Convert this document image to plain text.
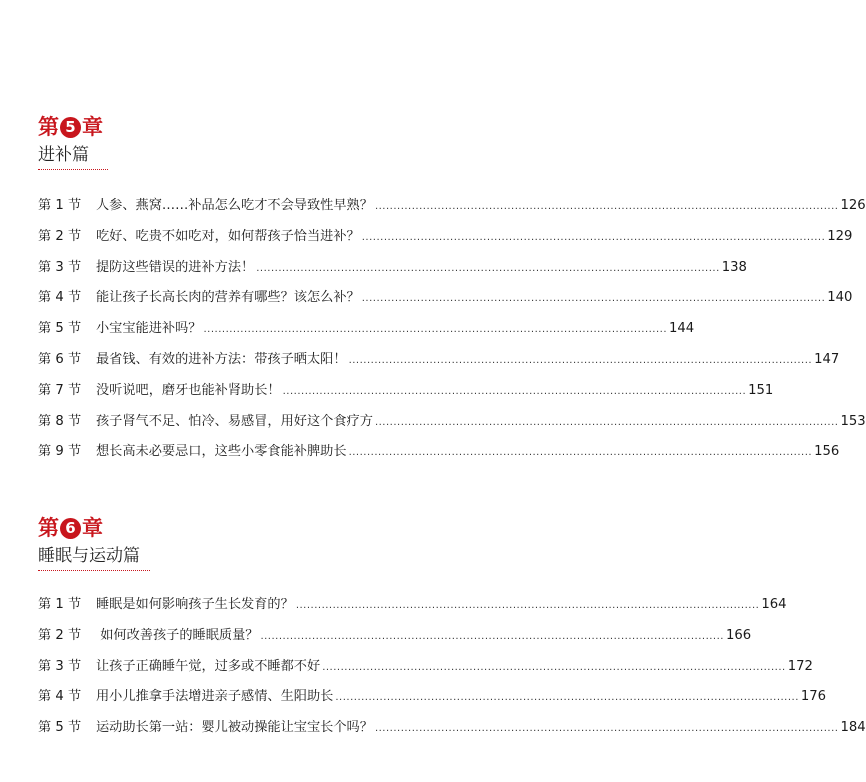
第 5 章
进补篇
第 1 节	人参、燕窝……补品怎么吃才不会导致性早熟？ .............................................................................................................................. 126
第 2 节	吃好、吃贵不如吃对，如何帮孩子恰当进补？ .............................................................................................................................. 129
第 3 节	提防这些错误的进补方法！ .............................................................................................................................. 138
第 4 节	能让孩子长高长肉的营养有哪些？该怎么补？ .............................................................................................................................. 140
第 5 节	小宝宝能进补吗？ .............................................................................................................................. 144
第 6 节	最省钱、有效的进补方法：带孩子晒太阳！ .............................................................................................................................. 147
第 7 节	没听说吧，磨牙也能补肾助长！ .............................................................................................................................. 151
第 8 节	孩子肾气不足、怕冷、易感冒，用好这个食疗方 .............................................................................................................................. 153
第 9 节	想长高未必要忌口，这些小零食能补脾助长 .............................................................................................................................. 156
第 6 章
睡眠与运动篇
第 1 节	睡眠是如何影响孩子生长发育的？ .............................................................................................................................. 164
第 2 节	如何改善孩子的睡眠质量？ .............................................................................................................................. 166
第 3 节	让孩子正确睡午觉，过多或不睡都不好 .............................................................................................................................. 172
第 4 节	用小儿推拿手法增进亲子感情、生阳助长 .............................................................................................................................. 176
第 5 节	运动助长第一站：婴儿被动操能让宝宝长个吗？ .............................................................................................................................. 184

########

[What the task requires]: Print all of the records shown above exactly, leaving out each picture.

[Correct result]:
Convert this document image to plain text.
第 5 章
进补篇
第 1 节	人参、燕窝……补品怎么吃才不会导致性早熟？ .............................................................................................................................. 126
第 2 节	吃好、吃贵不如吃对，如何帮孩子恰当进补？ .............................................................................................................................. 129
第 3 节	提防这些错误的进补方法！ .............................................................................................................................. 138
第 4 节	能让孩子长高长肉的营养有哪些？该怎么补？ .............................................................................................................................. 140
第 5 节	小宝宝能进补吗？ .............................................................................................................................. 144
第 6 节	最省钱、有效的进补方法：带孩子晒太阳！ .............................................................................................................................. 147
第 7 节	没听说吧，磨牙也能补肾助长！ .............................................................................................................................. 151
第 8 节	孩子肾气不足、怕冷、易感冒，用好这个食疗方 .............................................................................................................................. 153
第 9 节	想长高未必要忌口，这些小零食能补脾助长 .............................................................................................................................. 156
第 6 章
睡眠与运动篇
第 1 节	睡眠是如何影响孩子生长发育的？ .............................................................................................................................. 164
第 2 节	如何改善孩子的睡眠质量？ .............................................................................................................................. 166
第 3 节	让孩子正确睡午觉，过多或不睡都不好 .............................................................................................................................. 172
第 4 节	用小儿推拿手法增进亲子感情、生阳助长 .............................................................................................................................. 176
第 5 节	运动助长第一站：婴儿被动操能让宝宝长个吗？ .............................................................................................................................. 184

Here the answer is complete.